Copy all entries without alteration and skip the pictures they hold.
**** ENTRIES ****
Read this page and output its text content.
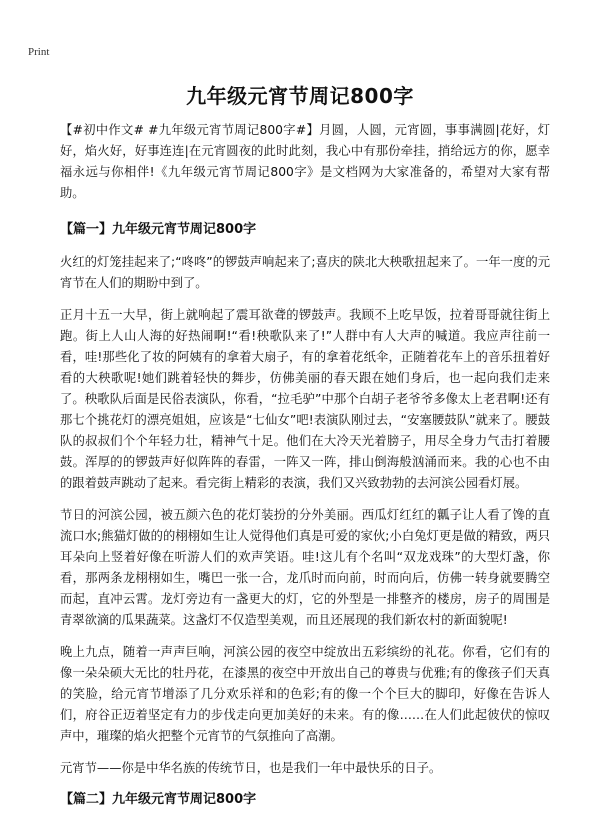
Print
九年级元宵节周记800字

【#初中作文# #九年级元宵节周记800字#】月圆，人圆，元宵圆，事事满圆|花好，灯好，焰火好，好事连连|在元宵圆夜的此时此刻，我心中有那份牵挂，捎给远方的你，愿幸福永远与你相伴!《九年级元宵节周记800字》是文档网为大家准备的，希望对大家有帮助。

【篇一】九年级元宵节周记800字

火红的灯笼挂起来了;“咚咚”的锣鼓声响起来了;喜庆的陕北大秧歌扭起来了。一年一度的元宵节在人们的期盼中到了。

正月十五一大早，街上就响起了震耳欲聋的锣鼓声。我顾不上吃早饭，拉着哥哥就往街上跑。街上人山人海的好热闹啊!“看!秧歌队来了!”人群中有人大声的喊道。我应声往前一看，哇!那些化了妆的阿姨有的拿着大扇子，有的拿着花纸伞，正随着花车上的音乐扭着好看的大秧歌呢!她们跳着轻快的舞步，仿佛美丽的春天跟在她们身后，也一起向我们走来了。秧歌队后面是民俗表演队，你看，“拉毛驴”中那个白胡子老爷爷多像太上老君啊!还有那七个挑花灯的漂亮姐姐，应该是“七仙女”吧!表演队刚过去，“安塞腰鼓队”就来了。腰鼓队的叔叔们个个年轻力壮，精神气十足。他们在大冷天光着膀子，用尽全身力气击打着腰鼓。浑厚的的锣鼓声好似阵阵的春雷，一阵又一阵，排山倒海般汹涌而来。我的心也不由的跟着鼓声跳动了起来。看完街上精彩的表演，我们又兴致勃勃的去河滨公园看灯展。

节日的河滨公园，被五颜六色的花灯装扮的分外美丽。西瓜灯红红的瓤子让人看了馋的直流口水;熊猫灯做的的栩栩如生让人觉得他们真是可爱的家伙;小白兔灯更是做的精致，两只耳朵向上竖着好像在听游人们的欢声笑语。哇!这儿有个名叫“双龙戏珠”的大型灯盏，你看，那两条龙栩栩如生，嘴巴一张一合，龙爪时而向前，时而向后，仿佛一转身就要腾空而起，直冲云霄。龙灯旁边有一盏更大的灯，它的外型是一排整齐的楼房，房子的周围是青翠欲滴的瓜果蔬菜。这盏灯不仅造型美观，而且还展现的我们新农村的新面貌呢!

晚上九点，随着一声声巨响，河滨公园的夜空中绽放出五彩缤纷的礼花。你看，它们有的像一朵朵硕大无比的牡丹花，在漆黑的夜空中开放出自己的尊贵与优雅;有的像孩子们天真的笑脸，给元宵节增添了几分欢乐祥和的色彩;有的像一个个巨大的脚印，好像在告诉人们，府谷正迈着坚定有力的步伐走向更加美好的未来。有的像……在人们此起彼伏的惊叹声中，璀璨的焰火把整个元宵节的气氛推向了高潮。

元宵节——你是中华名族的传统节日，也是我们一年中最快乐的日子。

【篇二】九年级元宵节周记800字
****
WRITTEN RESPONSE:
Read this page and output its text content.
Print
九年级元宵节周记800字

【#初中作文# #九年级元宵节周记800字#】月圆，人圆，元宵圆，事事满圆|花好，灯好，焰火好，好事连连|在元宵圆夜的此时此刻，我心中有那份牵挂，捎给远方的你，愿幸福永远与你相伴!《九年级元宵节周记800字》是文档网为大家准备的，希望对大家有帮助。

【篇一】九年级元宵节周记800字

火红的灯笼挂起来了;“咚咚”的锣鼓声响起来了;喜庆的陕北大秧歌扭起来了。一年一度的元宵节在人们的期盼中到了。

正月十五一大早，街上就响起了震耳欲聋的锣鼓声。我顾不上吃早饭，拉着哥哥就往街上跑。街上人山人海的好热闹啊!“看!秧歌队来了!”人群中有人大声的喊道。我应声往前一看，哇!那些化了妆的阿姨有的拿着大扇子，有的拿着花纸伞，正随着花车上的音乐扭着好看的大秧歌呢!她们跳着轻快的舞步，仿佛美丽的春天跟在她们身后，也一起向我们走来了。秧歌队后面是民俗表演队，你看，“拉毛驴”中那个白胡子老爷爷多像太上老君啊!还有那七个挑花灯的漂亮姐姐，应该是“七仙女”吧!表演队刚过去，“安塞腰鼓队”就来了。腰鼓队的叔叔们个个年轻力壮，精神气十足。他们在大冷天光着膀子，用尽全身力气击打着腰鼓。浑厚的的锣鼓声好似阵阵的春雷，一阵又一阵，排山倒海般汹涌而来。我的心也不由的跟着鼓声跳动了起来。看完街上精彩的表演，我们又兴致勃勃的去河滨公园看灯展。

节日的河滨公园，被五颜六色的花灯装扮的分外美丽。西瓜灯红红的瓤子让人看了馋的直流口水;熊猫灯做的的栩栩如生让人觉得他们真是可爱的家伙;小白兔灯更是做的精致，两只耳朵向上竖着好像在听游人们的欢声笑语。哇!这儿有个名叫“双龙戏珠”的大型灯盏，你看，那两条龙栩栩如生，嘴巴一张一合，龙爪时而向前，时而向后，仿佛一转身就要腾空而起，直冲云霄。龙灯旁边有一盏更大的灯，它的外型是一排整齐的楼房，房子的周围是青翠欲滴的瓜果蔬菜。这盏灯不仅造型美观，而且还展现的我们新农村的新面貌呢!

晚上九点，随着一声声巨响，河滨公园的夜空中绽放出五彩缤纷的礼花。你看，它们有的像一朵朵硕大无比的牡丹花，在漆黑的夜空中开放出自己的尊贵与优雅;有的像孩子们天真的笑脸，给元宵节增添了几分欢乐祥和的色彩;有的像一个个巨大的脚印，好像在告诉人们，府谷正迈着坚定有力的步伐走向更加美好的未来。有的像……在人们此起彼伏的惊叹声中，璀璨的焰火把整个元宵节的气氛推向了高潮。

元宵节——你是中华名族的传统节日，也是我们一年中最快乐的日子。

【篇二】九年级元宵节周记800字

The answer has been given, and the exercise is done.